§ Task to complete
Search the material for "EASO" and show all lines that contain it.

§ Recorded data
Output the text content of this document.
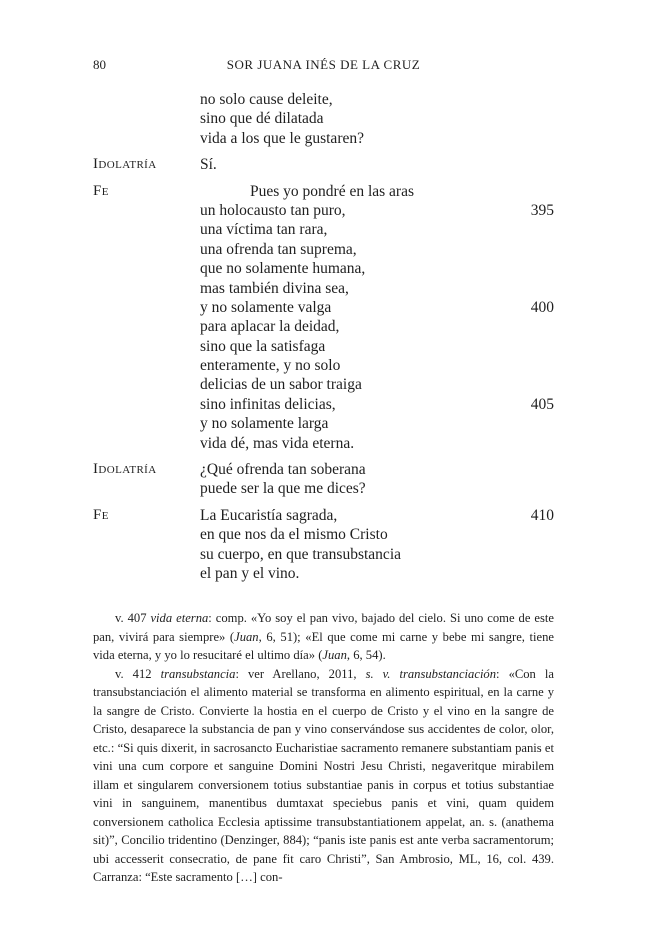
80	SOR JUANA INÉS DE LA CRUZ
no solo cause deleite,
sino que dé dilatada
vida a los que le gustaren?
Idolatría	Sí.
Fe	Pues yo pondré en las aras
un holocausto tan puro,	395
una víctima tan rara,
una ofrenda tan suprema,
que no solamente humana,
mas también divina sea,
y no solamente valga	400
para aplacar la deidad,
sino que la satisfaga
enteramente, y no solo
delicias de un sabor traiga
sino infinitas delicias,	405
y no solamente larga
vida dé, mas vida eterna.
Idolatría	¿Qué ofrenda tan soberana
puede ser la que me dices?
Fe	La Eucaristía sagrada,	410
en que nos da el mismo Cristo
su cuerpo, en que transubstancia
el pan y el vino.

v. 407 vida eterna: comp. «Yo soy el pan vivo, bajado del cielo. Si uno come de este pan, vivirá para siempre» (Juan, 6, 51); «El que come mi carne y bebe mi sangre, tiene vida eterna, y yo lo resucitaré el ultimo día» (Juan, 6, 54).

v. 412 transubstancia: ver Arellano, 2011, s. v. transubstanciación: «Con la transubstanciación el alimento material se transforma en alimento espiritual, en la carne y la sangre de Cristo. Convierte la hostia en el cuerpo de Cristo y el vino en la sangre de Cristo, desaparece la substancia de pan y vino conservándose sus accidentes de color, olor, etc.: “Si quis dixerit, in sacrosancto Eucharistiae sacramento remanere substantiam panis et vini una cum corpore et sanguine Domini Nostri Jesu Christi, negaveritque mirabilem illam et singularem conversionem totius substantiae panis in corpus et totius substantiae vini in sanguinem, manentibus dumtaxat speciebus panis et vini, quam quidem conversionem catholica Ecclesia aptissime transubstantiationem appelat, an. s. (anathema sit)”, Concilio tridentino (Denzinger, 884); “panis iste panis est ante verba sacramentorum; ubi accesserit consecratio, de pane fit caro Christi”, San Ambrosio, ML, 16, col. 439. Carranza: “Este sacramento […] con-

--

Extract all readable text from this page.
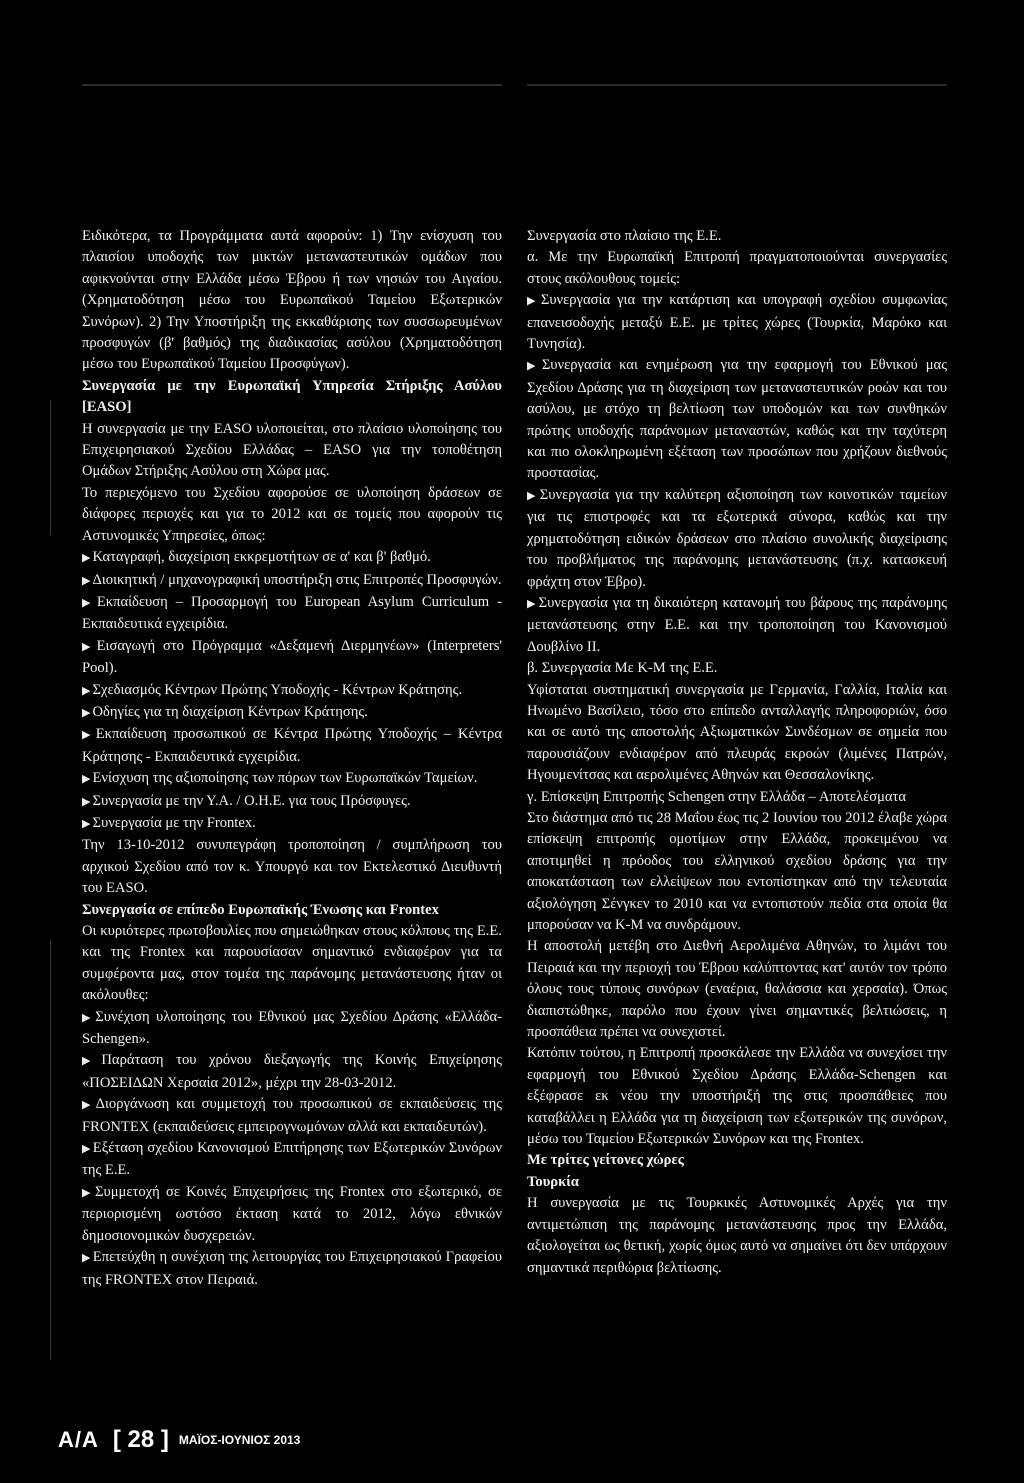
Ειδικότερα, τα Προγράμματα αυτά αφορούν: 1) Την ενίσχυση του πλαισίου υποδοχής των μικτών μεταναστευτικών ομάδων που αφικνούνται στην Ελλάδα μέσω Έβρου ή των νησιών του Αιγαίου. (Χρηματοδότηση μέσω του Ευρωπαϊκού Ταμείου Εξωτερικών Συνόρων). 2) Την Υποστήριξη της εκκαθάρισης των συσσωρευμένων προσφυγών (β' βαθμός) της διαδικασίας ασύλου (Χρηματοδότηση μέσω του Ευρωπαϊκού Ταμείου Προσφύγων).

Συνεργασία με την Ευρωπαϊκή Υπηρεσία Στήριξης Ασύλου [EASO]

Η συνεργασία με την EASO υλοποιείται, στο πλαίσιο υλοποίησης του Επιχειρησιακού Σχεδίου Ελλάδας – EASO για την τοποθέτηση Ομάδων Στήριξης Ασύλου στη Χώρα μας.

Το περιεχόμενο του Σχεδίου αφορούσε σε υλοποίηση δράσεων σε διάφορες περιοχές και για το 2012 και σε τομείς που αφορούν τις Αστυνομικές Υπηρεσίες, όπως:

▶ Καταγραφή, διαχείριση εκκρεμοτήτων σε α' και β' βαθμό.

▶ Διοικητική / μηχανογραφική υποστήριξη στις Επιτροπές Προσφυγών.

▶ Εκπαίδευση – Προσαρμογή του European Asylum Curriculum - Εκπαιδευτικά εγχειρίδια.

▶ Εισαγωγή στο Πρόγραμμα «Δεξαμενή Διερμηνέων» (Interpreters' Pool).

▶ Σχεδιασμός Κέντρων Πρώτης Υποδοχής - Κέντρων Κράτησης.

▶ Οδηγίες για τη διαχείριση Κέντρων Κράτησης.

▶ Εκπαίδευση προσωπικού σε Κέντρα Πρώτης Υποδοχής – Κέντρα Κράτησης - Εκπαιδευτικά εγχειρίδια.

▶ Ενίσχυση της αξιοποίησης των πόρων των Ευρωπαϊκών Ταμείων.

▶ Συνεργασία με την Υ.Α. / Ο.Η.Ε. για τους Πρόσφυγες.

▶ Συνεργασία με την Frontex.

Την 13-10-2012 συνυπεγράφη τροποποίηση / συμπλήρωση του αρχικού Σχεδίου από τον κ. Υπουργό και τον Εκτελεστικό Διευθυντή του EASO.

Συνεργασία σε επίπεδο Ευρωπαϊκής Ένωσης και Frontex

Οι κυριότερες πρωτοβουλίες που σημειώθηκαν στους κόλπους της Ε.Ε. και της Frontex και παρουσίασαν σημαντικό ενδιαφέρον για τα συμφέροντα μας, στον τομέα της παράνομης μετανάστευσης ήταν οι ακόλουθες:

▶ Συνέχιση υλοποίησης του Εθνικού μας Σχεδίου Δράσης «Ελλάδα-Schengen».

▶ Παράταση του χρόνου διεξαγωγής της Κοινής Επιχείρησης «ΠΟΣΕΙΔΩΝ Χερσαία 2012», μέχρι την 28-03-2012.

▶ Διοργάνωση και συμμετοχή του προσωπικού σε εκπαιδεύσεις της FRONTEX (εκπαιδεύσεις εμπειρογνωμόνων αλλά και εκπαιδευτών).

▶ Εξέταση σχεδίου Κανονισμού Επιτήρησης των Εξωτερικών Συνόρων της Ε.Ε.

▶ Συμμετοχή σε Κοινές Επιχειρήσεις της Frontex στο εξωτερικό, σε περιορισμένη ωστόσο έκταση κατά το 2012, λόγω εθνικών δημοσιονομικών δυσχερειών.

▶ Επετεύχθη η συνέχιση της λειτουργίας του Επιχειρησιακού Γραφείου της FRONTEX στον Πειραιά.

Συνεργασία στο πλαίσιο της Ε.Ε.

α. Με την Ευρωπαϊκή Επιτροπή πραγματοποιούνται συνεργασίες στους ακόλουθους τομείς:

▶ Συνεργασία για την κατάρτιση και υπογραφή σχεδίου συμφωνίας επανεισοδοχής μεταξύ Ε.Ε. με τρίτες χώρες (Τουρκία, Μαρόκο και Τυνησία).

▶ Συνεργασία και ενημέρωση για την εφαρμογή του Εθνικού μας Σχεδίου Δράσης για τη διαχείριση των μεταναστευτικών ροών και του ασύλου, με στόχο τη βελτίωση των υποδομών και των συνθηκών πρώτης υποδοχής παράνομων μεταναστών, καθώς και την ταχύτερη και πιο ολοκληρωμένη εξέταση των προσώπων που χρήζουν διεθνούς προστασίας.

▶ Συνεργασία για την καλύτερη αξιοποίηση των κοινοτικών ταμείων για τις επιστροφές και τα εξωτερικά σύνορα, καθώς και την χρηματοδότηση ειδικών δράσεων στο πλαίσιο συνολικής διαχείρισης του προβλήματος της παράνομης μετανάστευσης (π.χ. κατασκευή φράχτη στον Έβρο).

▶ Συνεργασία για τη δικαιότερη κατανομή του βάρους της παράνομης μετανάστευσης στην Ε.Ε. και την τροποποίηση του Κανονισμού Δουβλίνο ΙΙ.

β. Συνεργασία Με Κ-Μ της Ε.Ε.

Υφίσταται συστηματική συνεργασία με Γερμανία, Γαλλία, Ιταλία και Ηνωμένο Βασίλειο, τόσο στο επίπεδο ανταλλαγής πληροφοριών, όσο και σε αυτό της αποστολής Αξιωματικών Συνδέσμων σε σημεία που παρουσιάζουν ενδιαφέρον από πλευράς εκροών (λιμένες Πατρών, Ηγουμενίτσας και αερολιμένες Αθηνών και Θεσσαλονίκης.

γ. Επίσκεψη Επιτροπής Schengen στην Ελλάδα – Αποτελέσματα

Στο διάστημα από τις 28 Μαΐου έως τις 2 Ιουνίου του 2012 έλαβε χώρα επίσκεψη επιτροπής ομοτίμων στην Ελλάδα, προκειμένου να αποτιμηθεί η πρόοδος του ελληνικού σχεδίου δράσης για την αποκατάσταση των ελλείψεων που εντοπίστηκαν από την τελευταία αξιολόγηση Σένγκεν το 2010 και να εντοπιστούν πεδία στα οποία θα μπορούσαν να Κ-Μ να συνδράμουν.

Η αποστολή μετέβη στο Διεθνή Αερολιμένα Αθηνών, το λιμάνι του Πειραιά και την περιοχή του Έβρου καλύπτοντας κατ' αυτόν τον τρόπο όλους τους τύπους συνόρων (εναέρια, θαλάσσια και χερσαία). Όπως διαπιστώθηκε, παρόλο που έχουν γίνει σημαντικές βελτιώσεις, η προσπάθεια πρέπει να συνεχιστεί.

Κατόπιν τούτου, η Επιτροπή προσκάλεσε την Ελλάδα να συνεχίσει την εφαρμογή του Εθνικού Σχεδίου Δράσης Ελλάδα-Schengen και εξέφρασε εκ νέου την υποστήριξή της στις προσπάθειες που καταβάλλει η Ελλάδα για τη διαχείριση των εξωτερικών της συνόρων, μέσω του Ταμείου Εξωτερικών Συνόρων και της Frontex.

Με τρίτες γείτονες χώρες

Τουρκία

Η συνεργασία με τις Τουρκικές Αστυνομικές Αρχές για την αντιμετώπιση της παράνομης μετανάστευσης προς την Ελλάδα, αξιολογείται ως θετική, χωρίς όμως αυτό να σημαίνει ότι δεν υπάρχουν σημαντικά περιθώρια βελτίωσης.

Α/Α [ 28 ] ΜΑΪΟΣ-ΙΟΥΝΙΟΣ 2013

§ Answer to this task
Συνεργασία με την Ευρωπαϊκή Υπηρεσία Στήριξης Ασύλου [EASO]
Η συνεργασία με την EASO υλοποιείται, στο πλαίσιο υλοποίησης του Επιχειρησιακού Σχεδίου Ελλάδας – EASO για την τοποθέτηση Ομάδων Στήριξης Ασύλου στη Χώρα μας.
Την 13-10-2012 συνυπεγράφη τροποποίηση / συμπλήρωση του αρχικού Σχεδίου από τον κ. Υπουργό και τον Εκτελεστικό Διευθυντή του EASO.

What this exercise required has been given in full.